_GOAL_:
Go through the material below and copy each line where the word "Lorem" appears.
• • • • • • •
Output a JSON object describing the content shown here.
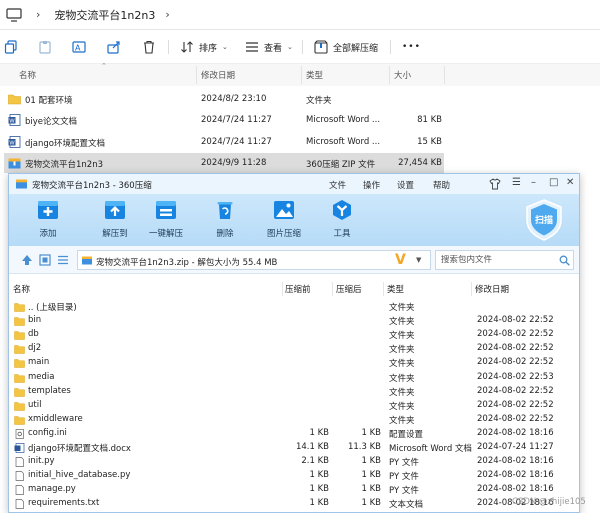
{
  "explorer": {
    "breadcrumb": "宠物交流平台1n2n3",
    "toolbar": {
      "sort": "排序",
      "view": "查看",
      "extract_all": "全部解压缩",
      "more": "•••"
    },
    "columns": {
      "name": "名称",
      "modified": "修改日期",
      "type": "类型",
      "size": "大小"
    },
    "rows": [
      {
        "name": "01 配套环境",
        "date": "2024/8/2 23:10",
        "type": "文件夹",
        "size": "",
        "icon": "folder-icon"
      },
      {
        "name": "biye论文文档",
        "date": "2024/7/24 11:27",
        "type": "Microsoft Word ...",
        "size": "81 KB",
        "icon": "word-icon"
      },
      {
        "name": "django环境配置文档",
        "date": "2024/7/24 11:27",
        "type": "Microsoft Word ...",
        "size": "15 KB",
        "icon": "word-icon"
      },
      {
        "name": "宠物交流平台1n2n3",
        "date": "2024/9/9 11:28",
        "type": "360压缩 ZIP 文件",
        "size": "27,454 KB",
        "icon": "zip-icon",
        "selected": true
      }
    ]
  },
  "zip": {
    "title": "宠物交流平台1n2n3 - 360压缩",
    "menu": [
      "文件",
      "操作",
      "设置",
      "帮助"
    ],
    "ribbon": [
      "添加",
      "解压到",
      "一键解压",
      "删除",
      "图片压缩",
      "工具"
    ],
    "scan_label": "扫描",
    "address": "宠物交流平台1n2n3.zip - 解包大小为 55.4 MB",
    "search_placeholder": "搜索包内文件",
    "columns": {
      "name": "名称",
      "before": "压缩前",
      "after": "压缩后",
      "type": "类型",
      "modified": "修改日期"
    },
    "rows": [
      {
        "name": ".. (上级目录)",
        "before": "",
        "after": "",
        "type": "文件夹",
        "date": "",
        "icon": "folder"
      },
      {
        "name": "bin",
        "before": "",
        "after": "",
        "type": "文件夹",
        "date": "2024-08-02 22:52",
        "icon": "folder"
      },
      {
        "name": "db",
        "before": "",
        "after": "",
        "type": "文件夹",
        "date": "2024-08-02 22:52",
        "icon": "folder"
      },
      {
        "name": "dj2",
        "before": "",
        "after": "",
        "type": "文件夹",
        "date": "2024-08-02 22:52",
        "icon": "folder"
      },
      {
        "name": "main",
        "before": "",
        "after": "",
        "type": "文件夹",
        "date": "2024-08-02 22:52",
        "icon": "folder"
      },
      {
        "name": "media",
        "before": "",
        "after": "",
        "type": "文件夹",
        "date": "2024-08-02 22:53",
        "icon": "folder"
      },
      {
        "name": "templates",
        "before": "",
        "after": "",
        "type": "文件夹",
        "date": "2024-08-02 22:52",
        "icon": "folder"
      },
      {
        "name": "util",
        "before": "",
        "after": "",
        "type": "文件夹",
        "date": "2024-08-02 22:52",
        "icon": "folder"
      },
      {
        "name": "xmiddleware",
        "before": "",
        "after": "",
        "type": "文件夹",
        "date": "2024-08-02 22:52",
        "icon": "folder"
      },
      {
        "name": "config.ini",
        "before": "1 KB",
        "after": "1 KB",
        "type": "配置设置",
        "date": "2024-08-02 18:16",
        "icon": "ini"
      },
      {
        "name": "django环境配置文档.docx",
        "before": "14.1 KB",
        "after": "11.3 KB",
        "type": "Microsoft Word 文档",
        "date": "2024-07-24 11:27",
        "icon": "word"
      },
      {
        "name": "init.py",
        "before": "2.1 KB",
        "after": "1 KB",
        "type": "PY 文件",
        "date": "2024-08-02 18:16",
        "icon": "file"
      },
      {
        "name": "initial_hive_database.py",
        "before": "1 KB",
        "after": "1 KB",
        "type": "PY 文件",
        "date": "2024-08-02 18:16",
        "icon": "file"
      },
      {
        "name": "manage.py",
        "before": "1 KB",
        "after": "1 KB",
        "type": "PY 文件",
        "date": "2024-08-02 18:16",
        "icon": "file"
      },
      {
        "name": "requirements.txt",
        "before": "1 KB",
        "after": "1 KB",
        "type": "文本文档",
        "date": "2024-08-02 18:16",
        "icon": "file"
      }
    ]
  },
  "watermark": "CSDN @zhijie105"
}
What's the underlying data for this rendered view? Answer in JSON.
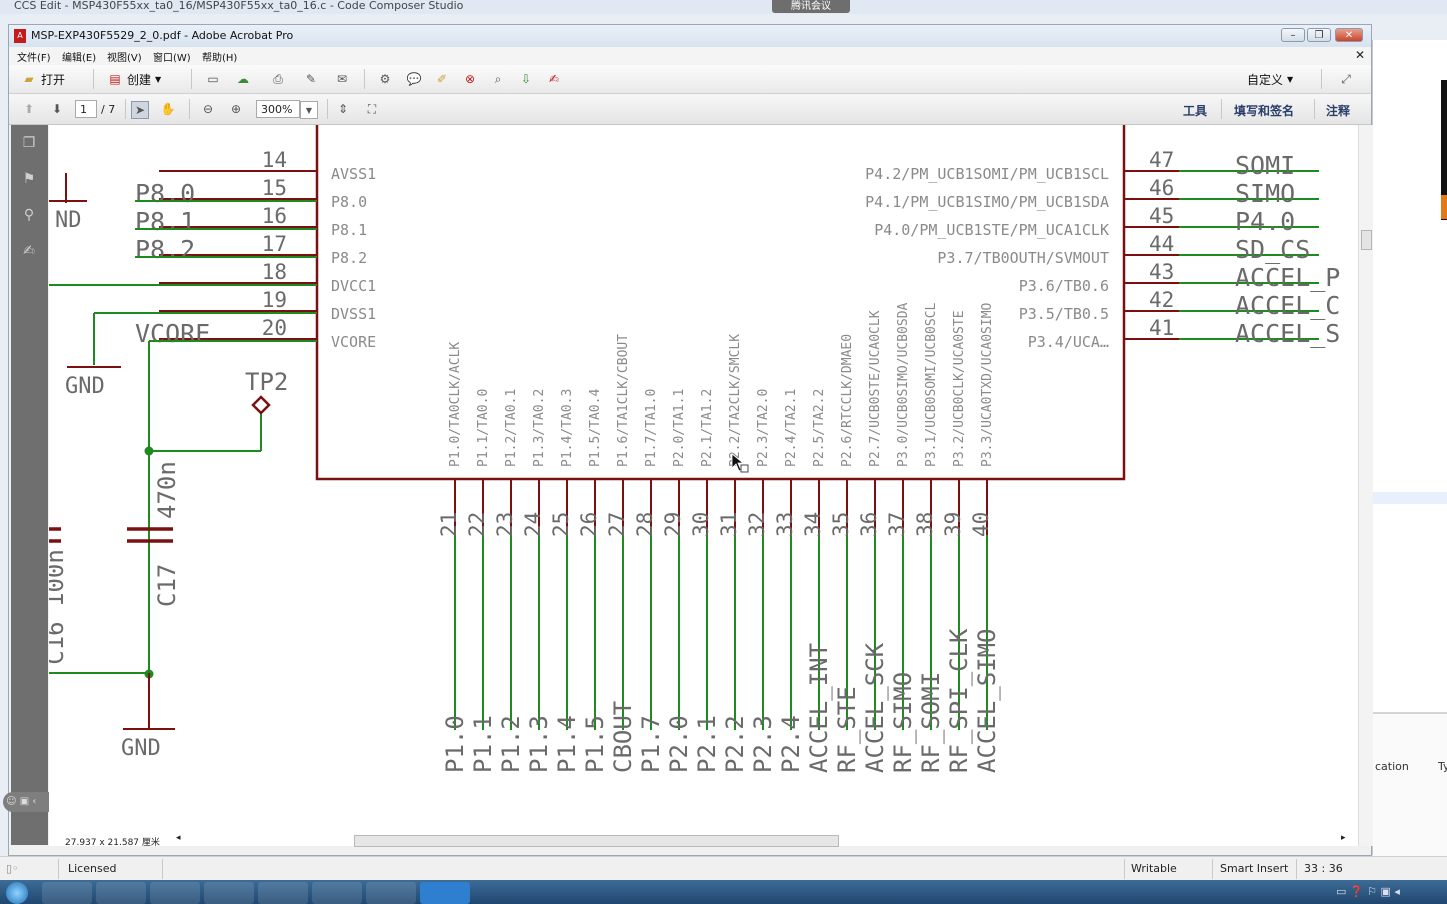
{
  "ccs": {
    "title": "CCS Edit - MSP430F55xx_ta0_16/MSP430F55xx_ta0_16.c - Code Composer Studio",
    "meeting_badge": "腾讯会议",
    "table_col_location": "cation",
    "table_col_type": "Ty",
    "status": {
      "licensed": "Licensed",
      "writable": "Writable",
      "insert_mode": "Smart Insert",
      "position": "33 : 36"
    }
  },
  "acrobat": {
    "title": "MSP-EXP430F5529_2_0.pdf - Adobe Acrobat Pro",
    "menu": [
      "文件(F)",
      "编辑(E)",
      "视图(V)",
      "窗口(W)",
      "帮助(H)"
    ],
    "toolbar": {
      "open": "打开",
      "create": "创建",
      "customize": "自定义"
    },
    "nav": {
      "page": "1",
      "page_total": "/ 7",
      "zoom": "300%"
    },
    "right_links": {
      "tools": "工具",
      "fill_sign": "填写和签名",
      "comment": "注释"
    },
    "page_size": "27.937 x 21.587 厘米"
  },
  "schematic": {
    "left_pins": [
      {
        "num": "14",
        "name": "AVSS1",
        "net": ""
      },
      {
        "num": "15",
        "name": "P8.0",
        "net": "P8.0"
      },
      {
        "num": "16",
        "name": "P8.1",
        "net": "P8.1"
      },
      {
        "num": "17",
        "name": "P8.2",
        "net": "P8.2"
      },
      {
        "num": "18",
        "name": "DVCC1",
        "net": ""
      },
      {
        "num": "19",
        "name": "DVSS1",
        "net": ""
      },
      {
        "num": "20",
        "name": "VCORE",
        "net": "VCORE"
      }
    ],
    "right_pins": [
      {
        "num": "47",
        "name": "P4.2/PM_UCB1SOMI/PM_UCB1SCL",
        "net": "SOMI"
      },
      {
        "num": "46",
        "name": "P4.1/PM_UCB1SIMO/PM_UCB1SDA",
        "net": "SIMO"
      },
      {
        "num": "45",
        "name": "P4.0/PM_UCB1STE/PM_UCA1CLK",
        "net": "P4.0"
      },
      {
        "num": "44",
        "name": "P3.7/TB0OUTH/SVMOUT",
        "net": "SD_CS"
      },
      {
        "num": "43",
        "name": "P3.6/TB0.6",
        "net": "ACCEL_P"
      },
      {
        "num": "42",
        "name": "P3.5/TB0.5",
        "net": "ACCEL_C"
      },
      {
        "num": "41",
        "name": "P3.4/UCA…",
        "net": "ACCEL_S"
      }
    ],
    "bottom_pins": [
      {
        "num": "21",
        "name": "P1.0/TA0CLK/ACLK",
        "net": "P1.0"
      },
      {
        "num": "22",
        "name": "P1.1/TA0.0",
        "net": "P1.1"
      },
      {
        "num": "23",
        "name": "P1.2/TA0.1",
        "net": "P1.2"
      },
      {
        "num": "24",
        "name": "P1.3/TA0.2",
        "net": "P1.3"
      },
      {
        "num": "25",
        "name": "P1.4/TA0.3",
        "net": "P1.4"
      },
      {
        "num": "26",
        "name": "P1.5/TA0.4",
        "net": "P1.5"
      },
      {
        "num": "27",
        "name": "P1.6/TA1CLK/CBOUT",
        "net": "CBOUT"
      },
      {
        "num": "28",
        "name": "P1.7/TA1.0",
        "net": "P1.7"
      },
      {
        "num": "29",
        "name": "P2.0/TA1.1",
        "net": "P2.0"
      },
      {
        "num": "30",
        "name": "P2.1/TA1.2",
        "net": "P2.1"
      },
      {
        "num": "31",
        "name": "P2.2/TA2CLK/SMCLK",
        "net": "P2.2"
      },
      {
        "num": "32",
        "name": "P2.3/TA2.0",
        "net": "P2.3"
      },
      {
        "num": "33",
        "name": "P2.4/TA2.1",
        "net": "P2.4"
      },
      {
        "num": "34",
        "name": "P2.5/TA2.2",
        "net": "ACCEL_INT"
      },
      {
        "num": "35",
        "name": "P2.6/RTCCLK/DMAE0",
        "net": "RF_STE"
      },
      {
        "num": "36",
        "name": "P2.7/UCB0STE/UCA0CLK",
        "net": "ACCEL_SCK"
      },
      {
        "num": "37",
        "name": "P3.0/UCB0SIMO/UCB0SDA",
        "net": "RF_SIMO"
      },
      {
        "num": "38",
        "name": "P3.1/UCB0SOMI/UCB0SCL",
        "net": "RF_SOMI"
      },
      {
        "num": "39",
        "name": "P3.2/UCB0CLK/UCA0STE",
        "net": "RF_SPI_CLK"
      },
      {
        "num": "40",
        "name": "P3.3/UCA0TXD/UCA0SIMO",
        "net": "ACCEL_SIMO"
      }
    ],
    "labels": {
      "gnd": "GND",
      "nd": "ND",
      "tp2": "TP2",
      "cap_value": "470n",
      "cap_name": "C17",
      "left_cap": "C16 100n"
    },
    "colors": {
      "body": "#7a1010",
      "wire": "#1f8a1f",
      "pin_text": "#8a8a8a",
      "net_text": "#6a6a6a"
    }
  }
}
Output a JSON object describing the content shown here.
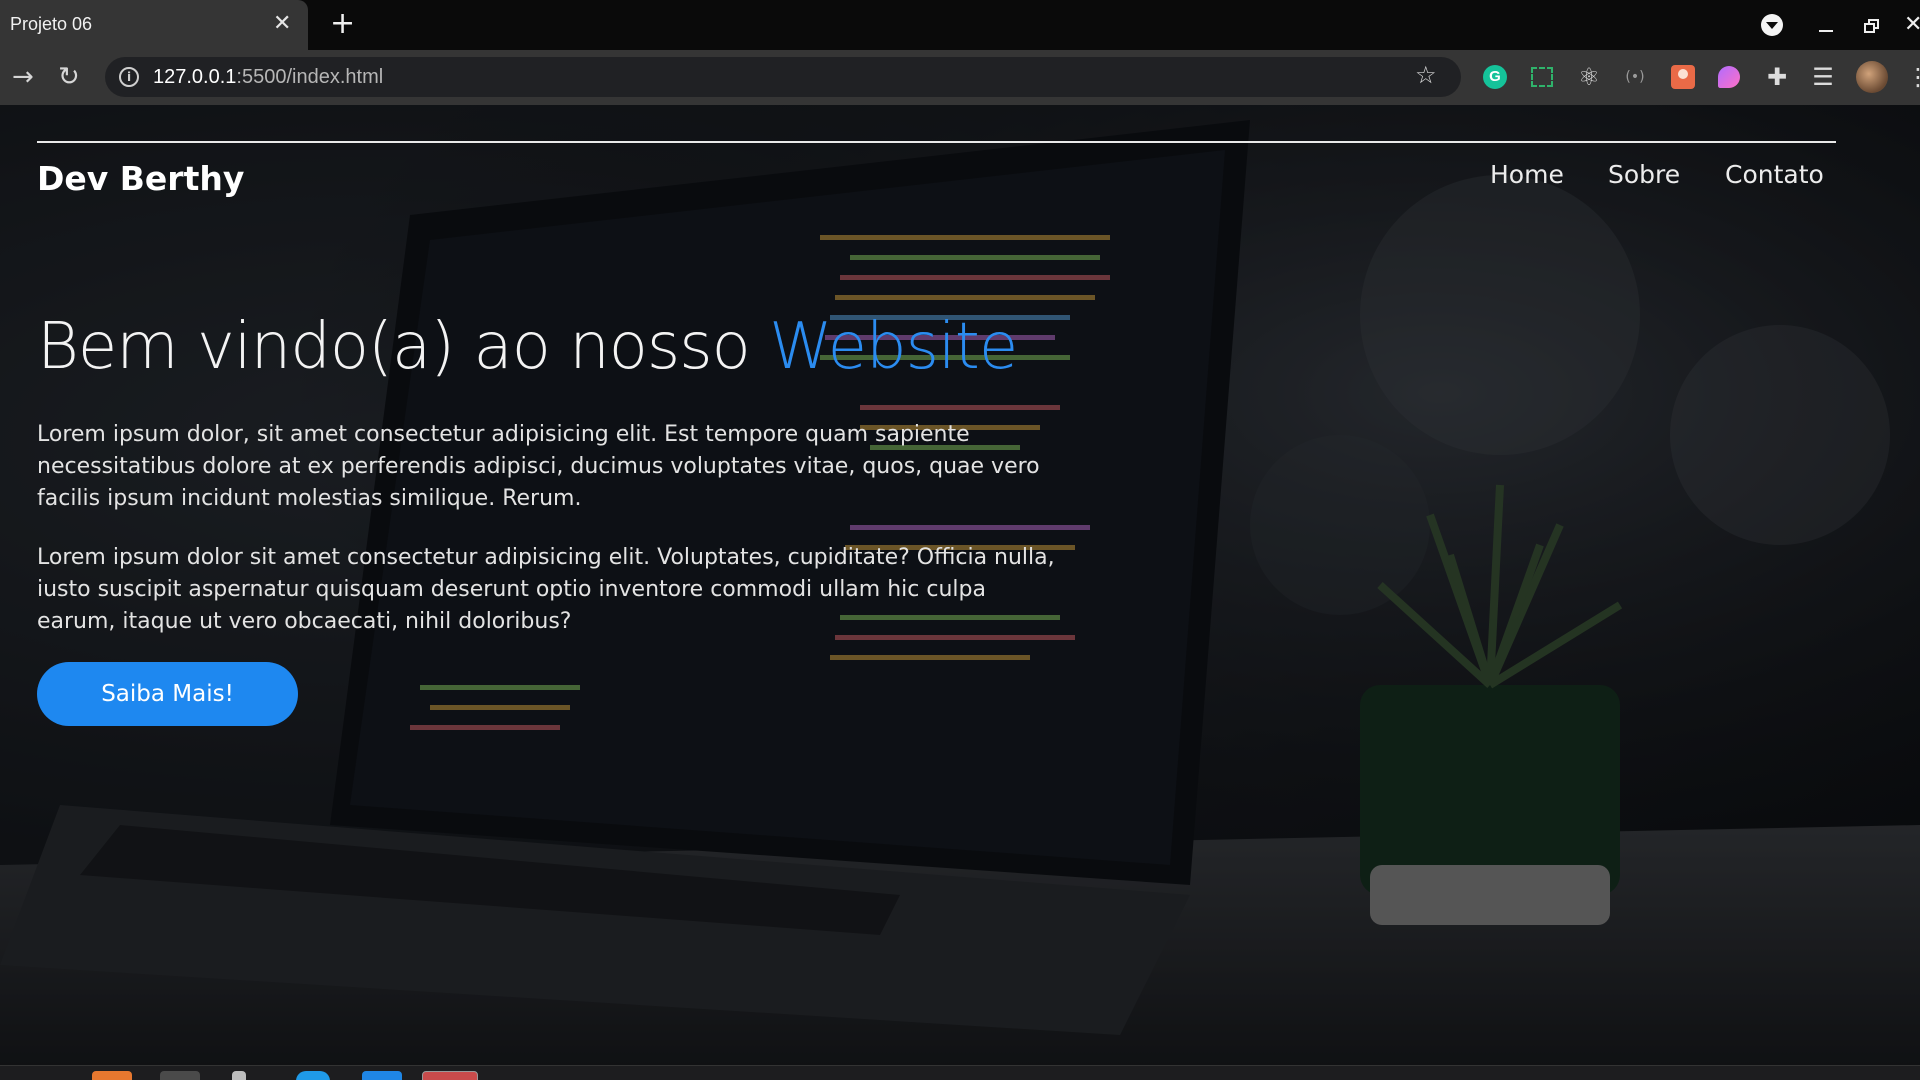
{
  "browser": {
    "tab_title": "Projeto 06",
    "tab_close_glyph": "✕",
    "new_tab_glyph": "+",
    "url_host": "127.0.0.1",
    "url_path": ":5500/index.html",
    "icons": [
      "back-arrow-icon",
      "reload-icon",
      "info-icon",
      "bookmark-star-icon",
      "grammarly-icon",
      "screenshot-icon",
      "atom-icon",
      "cast-icon",
      "avatar-extension-icon",
      "purple-extension-icon",
      "extensions-puzzle-icon",
      "reading-list-icon",
      "profile-avatar-icon",
      "menu-dots-icon",
      "minimize-icon",
      "restore-icon",
      "close-icon"
    ]
  },
  "page": {
    "logo": "Dev Berthy",
    "nav": [
      "Home",
      "Sobre",
      "Contato"
    ],
    "hero_title_prefix": "Bem vindo(a) ao nosso ",
    "hero_title_accent": "Website",
    "paragraphs": [
      "Lorem ipsum dolor, sit amet consectetur adipisicing elit. Est tempore quam sapiente necessitatibus dolore at ex perferendis adipisci, ducimus voluptates vitae, quos, quae vero facilis ipsum incidunt molestias similique. Rerum.",
      "Lorem ipsum dolor sit amet consectetur adipisicing elit. Voluptates, cupiditate? Officia nulla, iusto suscipit aspernatur quisquam deserunt optio inventore commodi ullam hic culpa earum, itaque ut vero obcaecati, nihil doloribus?"
    ],
    "cta_label": "Saiba Mais!"
  },
  "colors": {
    "accent": "#2b8cf0",
    "button": "#1e88f0",
    "tab_bg": "#353535",
    "chrome_bg": "#0a0a0a"
  }
}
• • • • • • •
_SOLUTION_:
      "Lorem ipsum dolor, sit amet consectetur adipisicing elit. Est tempore quam sapiente necessitatibus dolore at ex perferendis adipisci, ducimus voluptates vitae, quos, quae vero facilis ipsum incidunt molestias similique. Rerum.",
      "Lorem ipsum dolor sit amet consectetur adipisicing elit. Voluptates, cupiditate? Officia nulla, iusto suscipit aspernatur quisquam deserunt optio inventore commodi ullam hic culpa earum, itaque ut vero obcaecati, nihil doloribus?"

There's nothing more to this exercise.